**Data excerpts:**
^^^^

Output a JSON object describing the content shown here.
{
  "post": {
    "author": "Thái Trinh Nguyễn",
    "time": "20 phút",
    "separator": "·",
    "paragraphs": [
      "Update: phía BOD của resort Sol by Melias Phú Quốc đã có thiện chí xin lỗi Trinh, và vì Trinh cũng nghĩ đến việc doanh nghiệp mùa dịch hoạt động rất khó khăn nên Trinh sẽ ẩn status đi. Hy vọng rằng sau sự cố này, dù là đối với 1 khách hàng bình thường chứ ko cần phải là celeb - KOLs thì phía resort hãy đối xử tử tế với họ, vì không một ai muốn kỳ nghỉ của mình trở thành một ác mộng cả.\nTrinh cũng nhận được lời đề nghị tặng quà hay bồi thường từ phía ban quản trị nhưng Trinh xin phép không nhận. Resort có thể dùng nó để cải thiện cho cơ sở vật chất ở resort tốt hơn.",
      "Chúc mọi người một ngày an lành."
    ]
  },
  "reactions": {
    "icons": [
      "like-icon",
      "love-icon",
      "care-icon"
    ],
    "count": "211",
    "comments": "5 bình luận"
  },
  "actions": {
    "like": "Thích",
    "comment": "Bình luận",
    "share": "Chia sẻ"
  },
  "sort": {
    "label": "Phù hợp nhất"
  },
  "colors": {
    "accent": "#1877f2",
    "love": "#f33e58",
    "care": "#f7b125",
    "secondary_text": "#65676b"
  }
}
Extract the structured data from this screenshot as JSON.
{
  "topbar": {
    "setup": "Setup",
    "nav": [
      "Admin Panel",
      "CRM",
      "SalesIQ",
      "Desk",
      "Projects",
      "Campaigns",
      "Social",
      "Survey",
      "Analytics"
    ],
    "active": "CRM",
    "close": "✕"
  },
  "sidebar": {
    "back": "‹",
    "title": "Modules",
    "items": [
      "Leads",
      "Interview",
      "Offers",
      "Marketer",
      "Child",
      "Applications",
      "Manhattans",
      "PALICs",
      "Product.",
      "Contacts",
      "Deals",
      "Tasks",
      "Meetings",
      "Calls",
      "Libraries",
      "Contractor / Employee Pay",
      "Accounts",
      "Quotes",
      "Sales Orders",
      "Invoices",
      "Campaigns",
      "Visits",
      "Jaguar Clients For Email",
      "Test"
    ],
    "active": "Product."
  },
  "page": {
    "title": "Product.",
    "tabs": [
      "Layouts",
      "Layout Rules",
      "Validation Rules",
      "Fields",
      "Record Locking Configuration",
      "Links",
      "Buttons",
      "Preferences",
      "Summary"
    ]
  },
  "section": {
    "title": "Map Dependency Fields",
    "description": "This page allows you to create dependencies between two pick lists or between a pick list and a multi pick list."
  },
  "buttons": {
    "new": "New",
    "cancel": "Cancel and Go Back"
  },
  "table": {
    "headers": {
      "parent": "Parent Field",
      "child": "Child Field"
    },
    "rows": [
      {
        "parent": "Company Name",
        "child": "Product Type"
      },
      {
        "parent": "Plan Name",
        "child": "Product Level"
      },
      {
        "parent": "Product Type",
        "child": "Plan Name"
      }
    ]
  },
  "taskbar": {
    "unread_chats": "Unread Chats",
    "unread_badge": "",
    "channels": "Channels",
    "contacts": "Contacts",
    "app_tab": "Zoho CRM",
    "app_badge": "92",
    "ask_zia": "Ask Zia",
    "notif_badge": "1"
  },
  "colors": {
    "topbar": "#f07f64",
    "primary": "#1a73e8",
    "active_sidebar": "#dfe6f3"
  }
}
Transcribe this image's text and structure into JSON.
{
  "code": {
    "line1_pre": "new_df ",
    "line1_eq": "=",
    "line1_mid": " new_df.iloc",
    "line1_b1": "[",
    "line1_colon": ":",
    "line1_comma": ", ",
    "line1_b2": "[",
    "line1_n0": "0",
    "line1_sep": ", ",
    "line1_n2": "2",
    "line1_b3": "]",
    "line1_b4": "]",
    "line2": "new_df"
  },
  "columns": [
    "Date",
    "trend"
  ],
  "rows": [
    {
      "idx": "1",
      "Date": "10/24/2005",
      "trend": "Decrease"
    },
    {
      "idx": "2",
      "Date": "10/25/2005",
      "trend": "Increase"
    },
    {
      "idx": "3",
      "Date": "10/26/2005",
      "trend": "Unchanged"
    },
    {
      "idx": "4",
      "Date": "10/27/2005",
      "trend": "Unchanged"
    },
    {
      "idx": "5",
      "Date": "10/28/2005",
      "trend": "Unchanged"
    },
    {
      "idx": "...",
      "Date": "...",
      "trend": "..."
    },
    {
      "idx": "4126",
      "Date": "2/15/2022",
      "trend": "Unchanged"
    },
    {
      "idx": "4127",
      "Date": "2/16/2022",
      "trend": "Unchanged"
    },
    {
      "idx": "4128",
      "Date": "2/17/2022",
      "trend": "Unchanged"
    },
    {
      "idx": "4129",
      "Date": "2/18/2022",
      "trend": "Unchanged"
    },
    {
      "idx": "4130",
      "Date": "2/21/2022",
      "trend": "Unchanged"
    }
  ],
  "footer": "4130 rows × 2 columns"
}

^^^^

**Task goal:**
Retype the listing above in full, with no alterations.

**Exercise solution:**
Output a JSON object describing the content shown here.
{
  "post": {
    "author": "Thái Trinh Nguyễn",
    "time": "20 phút",
    "separator": "·",
    "paragraphs": [
      "Update: phía BOD của resort Sol by Melias Phú Quốc đã có thiện chí xin lỗi Trinh, và vì Trinh cũng nghĩ đến việc doanh nghiệp mùa dịch hoạt động rất khó khăn nên Trinh sẽ ẩn status đi. Hy vọng rằng sau sự cố này, dù là đối với 1 khách hàng bình thường chứ ko cần phải là celeb - KOLs thì phía resort hãy đối xử tử tế với họ, vì không một ai muốn kỳ nghỉ của mình trở thành một ác mộng cả.\nTrinh cũng nhận được lời đề nghị tặng quà hay bồi thường từ phía ban quản trị nhưng Trinh xin phép không nhận. Resort có thể dùng nó để cải thiện cho cơ sở vật chất ở resort tốt hơn.",
      "Chúc mọi người một ngày an lành."
    ]
  },
  "reactions": {
    "icons": [
      "like-icon",
      "love-icon",
      "care-icon"
    ],
    "count": "211",
    "comments": "5 bình luận"
  },
  "actions": {
    "like": "Thích",
    "comment": "Bình luận",
    "share": "Chia sẻ"
  },
  "sort": {
    "label": "Phù hợp nhất"
  },
  "colors": {
    "accent": "#1877f2",
    "love": "#f33e58",
    "care": "#f7b125",
    "secondary_text": "#65676b"
  }
}
Extract the structured data from this screenshot as JSON.
{
  "topbar": {
    "setup": "Setup",
    "nav": [
      "Admin Panel",
      "CRM",
      "SalesIQ",
      "Desk",
      "Projects",
      "Campaigns",
      "Social",
      "Survey",
      "Analytics"
    ],
    "active": "CRM",
    "close": "✕"
  },
  "sidebar": {
    "back": "‹",
    "title": "Modules",
    "items": [
      "Leads",
      "Interview",
      "Offers",
      "Marketer",
      "Child",
      "Applications",
      "Manhattans",
      "PALICs",
      "Product.",
      "Contacts",
      "Deals",
      "Tasks",
      "Meetings",
      "Calls",
      "Libraries",
      "Contractor / Employee Pay",
      "Accounts",
      "Quotes",
      "Sales Orders",
      "Invoices",
      "Campaigns",
      "Visits",
      "Jaguar Clients For Email",
      "Test"
    ],
    "active": "Product."
  },
  "page": {
    "title": "Product.",
    "tabs": [
      "Layouts",
      "Layout Rules",
      "Validation Rules",
      "Fields",
      "Record Locking Configuration",
      "Links",
      "Buttons",
      "Preferences",
      "Summary"
    ]
  },
  "section": {
    "title": "Map Dependency Fields",
    "description": "This page allows you to create dependencies between two pick lists or between a pick list and a multi pick list."
  },
  "buttons": {
    "new": "New",
    "cancel": "Cancel and Go Back"
  },
  "table": {
    "headers": {
      "parent": "Parent Field",
      "child": "Child Field"
    },
    "rows": [
      {
        "parent": "Company Name",
        "child": "Product Type"
      },
      {
        "parent": "Plan Name",
        "child": "Product Level"
      },
      {
        "parent": "Product Type",
        "child": "Plan Name"
      }
    ]
  },
  "taskbar": {
    "unread_chats": "Unread Chats",
    "unread_badge": "",
    "channels": "Channels",
    "contacts": "Contacts",
    "app_tab": "Zoho CRM",
    "app_badge": "92",
    "ask_zia": "Ask Zia",
    "notif_badge": "1"
  },
  "colors": {
    "topbar": "#f07f64",
    "primary": "#1a73e8",
    "active_sidebar": "#dfe6f3"
  }
}
Transcribe this image's text and structure into JSON.
{
  "code": {
    "line1_pre": "new_df ",
    "line1_eq": "=",
    "line1_mid": " new_df.iloc",
    "line1_b1": "[",
    "line1_colon": ":",
    "line1_comma": ", ",
    "line1_b2": "[",
    "line1_n0": "0",
    "line1_sep": ", ",
    "line1_n2": "2",
    "line1_b3": "]",
    "line1_b4": "]",
    "line2": "new_df"
  },
  "columns": [
    "Date",
    "trend"
  ],
  "rows": [
    {
      "idx": "1",
      "Date": "10/24/2005",
      "trend": "Decrease"
    },
    {
      "idx": "2",
      "Date": "10/25/2005",
      "trend": "Increase"
    },
    {
      "idx": "3",
      "Date": "10/26/2005",
      "trend": "Unchanged"
    },
    {
      "idx": "4",
      "Date": "10/27/2005",
      "trend": "Unchanged"
    },
    {
      "idx": "5",
      "Date": "10/28/2005",
      "trend": "Unchanged"
    },
    {
      "idx": "...",
      "Date": "...",
      "trend": "..."
    },
    {
      "idx": "4126",
      "Date": "2/15/2022",
      "trend": "Unchanged"
    },
    {
      "idx": "4127",
      "Date": "2/16/2022",
      "trend": "Unchanged"
    },
    {
      "idx": "4128",
      "Date": "2/17/2022",
      "trend": "Unchanged"
    },
    {
      "idx": "4129",
      "Date": "2/18/2022",
      "trend": "Unchanged"
    },
    {
      "idx": "4130",
      "Date": "2/21/2022",
      "trend": "Unchanged"
    }
  ],
  "footer": "4130 rows × 2 columns"
}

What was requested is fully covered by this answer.